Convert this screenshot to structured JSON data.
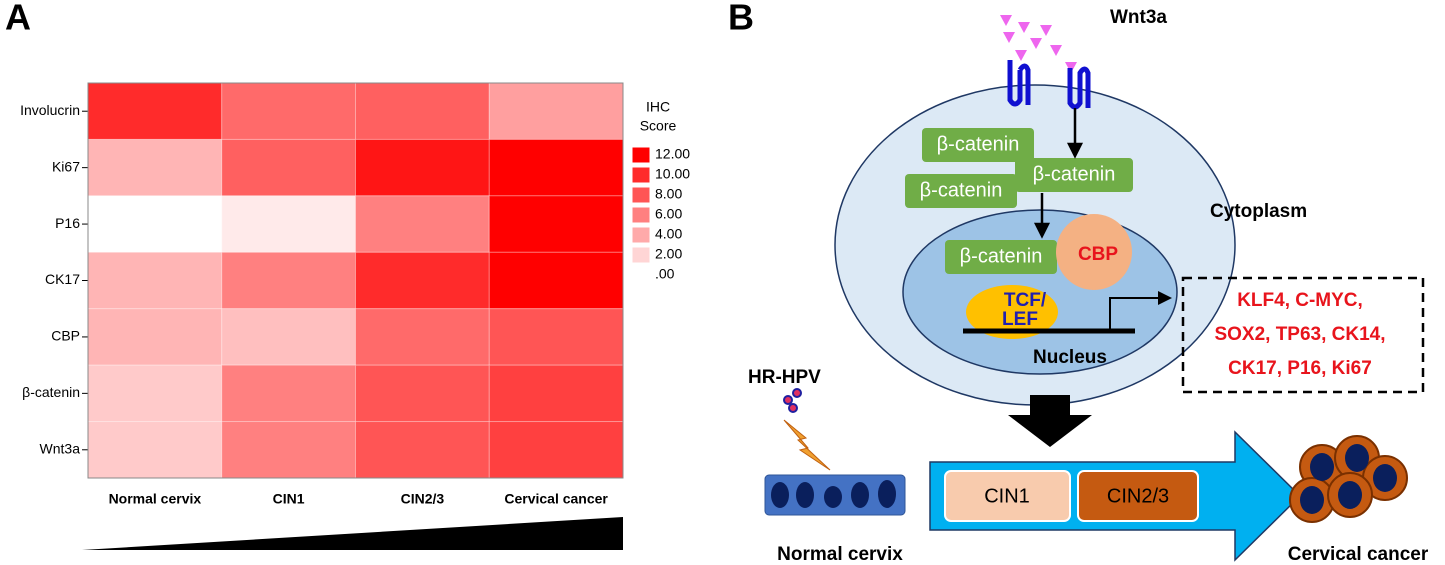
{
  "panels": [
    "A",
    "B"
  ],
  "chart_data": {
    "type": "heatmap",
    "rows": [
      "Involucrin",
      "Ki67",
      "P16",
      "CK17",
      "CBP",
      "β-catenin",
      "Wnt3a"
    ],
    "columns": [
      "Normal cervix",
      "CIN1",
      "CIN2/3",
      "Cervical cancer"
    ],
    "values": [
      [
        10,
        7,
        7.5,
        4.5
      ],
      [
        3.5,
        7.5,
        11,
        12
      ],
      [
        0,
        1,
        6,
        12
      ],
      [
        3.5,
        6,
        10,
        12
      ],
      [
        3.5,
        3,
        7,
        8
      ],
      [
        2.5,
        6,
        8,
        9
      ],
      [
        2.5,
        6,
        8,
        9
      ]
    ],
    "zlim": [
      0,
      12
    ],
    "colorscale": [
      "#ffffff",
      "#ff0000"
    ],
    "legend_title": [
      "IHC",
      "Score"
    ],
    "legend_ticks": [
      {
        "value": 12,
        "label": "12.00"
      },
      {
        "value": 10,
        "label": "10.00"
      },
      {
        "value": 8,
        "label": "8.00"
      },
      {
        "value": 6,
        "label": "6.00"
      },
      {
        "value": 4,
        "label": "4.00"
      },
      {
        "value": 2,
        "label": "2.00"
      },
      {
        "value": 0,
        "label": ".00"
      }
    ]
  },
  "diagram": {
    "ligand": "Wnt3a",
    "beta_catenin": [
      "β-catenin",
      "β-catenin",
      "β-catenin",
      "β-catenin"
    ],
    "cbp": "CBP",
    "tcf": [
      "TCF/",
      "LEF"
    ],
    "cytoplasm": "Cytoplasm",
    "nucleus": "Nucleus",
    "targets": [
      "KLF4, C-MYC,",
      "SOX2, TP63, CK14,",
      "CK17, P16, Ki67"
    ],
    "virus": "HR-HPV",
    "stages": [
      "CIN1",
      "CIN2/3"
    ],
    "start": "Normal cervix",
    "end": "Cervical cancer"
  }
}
####
THE TASK -> Using the entries above, work out how many lines include the word "label", and give only that count.

RESULT FOR THIS TASK -> 7